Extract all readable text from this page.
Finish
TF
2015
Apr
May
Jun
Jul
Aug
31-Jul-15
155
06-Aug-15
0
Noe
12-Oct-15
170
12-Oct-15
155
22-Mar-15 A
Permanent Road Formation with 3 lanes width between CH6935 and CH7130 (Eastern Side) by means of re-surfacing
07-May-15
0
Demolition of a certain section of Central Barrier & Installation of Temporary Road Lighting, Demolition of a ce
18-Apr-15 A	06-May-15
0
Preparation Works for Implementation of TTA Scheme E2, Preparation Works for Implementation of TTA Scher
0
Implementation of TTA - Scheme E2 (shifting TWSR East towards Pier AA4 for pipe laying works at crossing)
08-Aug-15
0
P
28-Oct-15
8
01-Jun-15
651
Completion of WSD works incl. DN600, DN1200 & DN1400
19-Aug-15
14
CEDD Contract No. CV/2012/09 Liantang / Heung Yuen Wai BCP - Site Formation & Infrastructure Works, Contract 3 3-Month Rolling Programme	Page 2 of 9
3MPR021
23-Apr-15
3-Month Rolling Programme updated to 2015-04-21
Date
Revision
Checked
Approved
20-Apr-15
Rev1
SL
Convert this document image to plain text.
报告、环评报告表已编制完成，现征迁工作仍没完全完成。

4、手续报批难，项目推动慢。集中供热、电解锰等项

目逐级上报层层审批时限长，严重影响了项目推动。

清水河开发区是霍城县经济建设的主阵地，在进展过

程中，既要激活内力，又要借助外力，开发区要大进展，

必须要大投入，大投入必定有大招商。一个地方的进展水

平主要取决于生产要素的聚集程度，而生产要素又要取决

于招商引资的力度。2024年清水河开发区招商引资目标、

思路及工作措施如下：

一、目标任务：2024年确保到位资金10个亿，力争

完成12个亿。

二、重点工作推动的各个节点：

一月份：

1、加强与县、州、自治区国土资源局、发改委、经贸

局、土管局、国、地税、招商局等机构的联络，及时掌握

**Work to do**
Every record above needs to be repeated word for word.

**Full solution**
Extract all readable text from this page.
Finish
TF
2015
Apr
May
Jun
Jul
Aug
31-Jul-15
155
06-Aug-15
0
Noe
12-Oct-15
170
12-Oct-15
155
22-Mar-15 A
Permanent Road Formation with 3 lanes width between CH6935 and CH7130 (Eastern Side) by means of re-surfacing
07-May-15
0
Demolition of a certain section of Central Barrier & Installation of Temporary Road Lighting, Demolition of a ce
18-Apr-15 A	06-May-15
0
Preparation Works for Implementation of TTA Scheme E2, Preparation Works for Implementation of TTA Scher
0
Implementation of TTA - Scheme E2 (shifting TWSR East towards Pier AA4 for pipe laying works at crossing)
08-Aug-15
0
P
28-Oct-15
8
01-Jun-15
651
Completion of WSD works incl. DN600, DN1200 & DN1400
19-Aug-15
14
CEDD Contract No. CV/2012/09 Liantang / Heung Yuen Wai BCP - Site Formation & Infrastructure Works, Contract 3 3-Month Rolling Programme	Page 2 of 9
3MPR021
23-Apr-15
3-Month Rolling Programme updated to 2015-04-21
Date
Revision
Checked
Approved
20-Apr-15
Rev1
SL
Convert this document image to plain text.
报告、环评报告表已编制完成，现征迁工作仍没完全完成。

4、手续报批难，项目推动慢。集中供热、电解锰等项

目逐级上报层层审批时限长，严重影响了项目推动。

清水河开发区是霍城县经济建设的主阵地，在进展过

程中，既要激活内力，又要借助外力，开发区要大进展，

必须要大投入，大投入必定有大招商。一个地方的进展水

平主要取决于生产要素的聚集程度，而生产要素又要取决

于招商引资的力度。2024年清水河开发区招商引资目标、

思路及工作措施如下：

一、目标任务：2024年确保到位资金10个亿，力争

完成12个亿。

二、重点工作推动的各个节点：

一月份：

1、加强与县、州、自治区国土资源局、发改委、经贸

局、土管局、国、地税、招商局等机构的联络，及时掌握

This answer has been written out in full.